What is expected » Copy every line of the entries that includes the word "this".

======

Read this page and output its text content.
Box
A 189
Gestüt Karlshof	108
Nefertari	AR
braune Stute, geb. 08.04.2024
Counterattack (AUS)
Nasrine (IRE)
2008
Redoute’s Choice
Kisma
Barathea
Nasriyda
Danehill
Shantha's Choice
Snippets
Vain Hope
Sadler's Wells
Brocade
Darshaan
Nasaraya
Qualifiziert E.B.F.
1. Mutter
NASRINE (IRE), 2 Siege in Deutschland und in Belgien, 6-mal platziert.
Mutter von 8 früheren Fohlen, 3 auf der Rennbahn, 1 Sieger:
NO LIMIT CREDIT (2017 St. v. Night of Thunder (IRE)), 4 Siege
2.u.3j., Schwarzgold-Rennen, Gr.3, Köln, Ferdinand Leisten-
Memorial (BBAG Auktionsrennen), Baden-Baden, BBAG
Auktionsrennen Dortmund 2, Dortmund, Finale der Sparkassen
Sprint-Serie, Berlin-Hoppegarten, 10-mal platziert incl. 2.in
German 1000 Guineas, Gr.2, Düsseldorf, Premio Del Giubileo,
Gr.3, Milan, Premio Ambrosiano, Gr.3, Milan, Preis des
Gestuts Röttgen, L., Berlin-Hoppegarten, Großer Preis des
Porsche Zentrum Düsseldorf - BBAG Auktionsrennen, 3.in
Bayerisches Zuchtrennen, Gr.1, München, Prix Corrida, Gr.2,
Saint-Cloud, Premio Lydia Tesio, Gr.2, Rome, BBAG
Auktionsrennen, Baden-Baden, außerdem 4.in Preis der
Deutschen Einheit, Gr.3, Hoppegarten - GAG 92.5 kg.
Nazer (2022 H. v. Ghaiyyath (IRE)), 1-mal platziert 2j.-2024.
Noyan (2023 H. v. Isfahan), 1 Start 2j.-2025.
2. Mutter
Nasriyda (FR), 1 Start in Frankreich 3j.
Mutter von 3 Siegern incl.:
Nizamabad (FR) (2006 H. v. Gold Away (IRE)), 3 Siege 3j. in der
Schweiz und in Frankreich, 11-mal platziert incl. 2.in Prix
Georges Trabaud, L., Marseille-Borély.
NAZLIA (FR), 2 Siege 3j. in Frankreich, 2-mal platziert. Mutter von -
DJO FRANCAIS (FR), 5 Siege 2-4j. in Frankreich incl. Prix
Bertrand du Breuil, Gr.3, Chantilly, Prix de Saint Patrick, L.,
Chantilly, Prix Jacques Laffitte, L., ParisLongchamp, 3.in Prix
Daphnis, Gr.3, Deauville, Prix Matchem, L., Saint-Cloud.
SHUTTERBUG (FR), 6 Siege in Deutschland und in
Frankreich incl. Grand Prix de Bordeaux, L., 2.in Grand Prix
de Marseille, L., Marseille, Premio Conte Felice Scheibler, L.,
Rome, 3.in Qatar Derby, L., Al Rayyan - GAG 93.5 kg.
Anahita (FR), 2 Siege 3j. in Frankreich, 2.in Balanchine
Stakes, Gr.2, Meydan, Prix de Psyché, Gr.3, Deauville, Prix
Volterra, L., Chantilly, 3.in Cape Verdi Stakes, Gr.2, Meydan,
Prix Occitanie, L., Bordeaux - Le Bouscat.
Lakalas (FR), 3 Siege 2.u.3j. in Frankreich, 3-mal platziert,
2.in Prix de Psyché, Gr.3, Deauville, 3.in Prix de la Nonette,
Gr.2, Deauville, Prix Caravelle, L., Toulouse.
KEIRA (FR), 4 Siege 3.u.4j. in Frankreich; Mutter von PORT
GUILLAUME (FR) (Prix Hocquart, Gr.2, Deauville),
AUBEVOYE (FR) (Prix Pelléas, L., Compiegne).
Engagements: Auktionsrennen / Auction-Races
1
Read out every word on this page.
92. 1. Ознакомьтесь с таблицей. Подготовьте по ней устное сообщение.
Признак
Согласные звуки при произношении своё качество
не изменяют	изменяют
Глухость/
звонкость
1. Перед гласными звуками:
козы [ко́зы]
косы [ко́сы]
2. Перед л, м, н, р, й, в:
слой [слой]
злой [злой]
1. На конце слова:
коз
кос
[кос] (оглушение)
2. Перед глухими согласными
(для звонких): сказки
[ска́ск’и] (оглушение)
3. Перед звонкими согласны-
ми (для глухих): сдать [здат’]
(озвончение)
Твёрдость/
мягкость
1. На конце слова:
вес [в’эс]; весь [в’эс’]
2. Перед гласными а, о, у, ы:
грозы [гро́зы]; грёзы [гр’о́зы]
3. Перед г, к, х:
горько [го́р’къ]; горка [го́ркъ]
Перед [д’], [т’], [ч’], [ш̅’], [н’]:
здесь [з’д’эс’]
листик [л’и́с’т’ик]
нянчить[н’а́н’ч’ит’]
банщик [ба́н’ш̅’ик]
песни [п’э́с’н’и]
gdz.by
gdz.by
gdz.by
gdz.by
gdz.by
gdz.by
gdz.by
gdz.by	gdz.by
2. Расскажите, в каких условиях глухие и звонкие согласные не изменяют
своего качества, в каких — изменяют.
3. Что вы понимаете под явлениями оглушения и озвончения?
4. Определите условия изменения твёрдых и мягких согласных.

======

Result below »
Read this page and output its text content.
Read out every word on this page.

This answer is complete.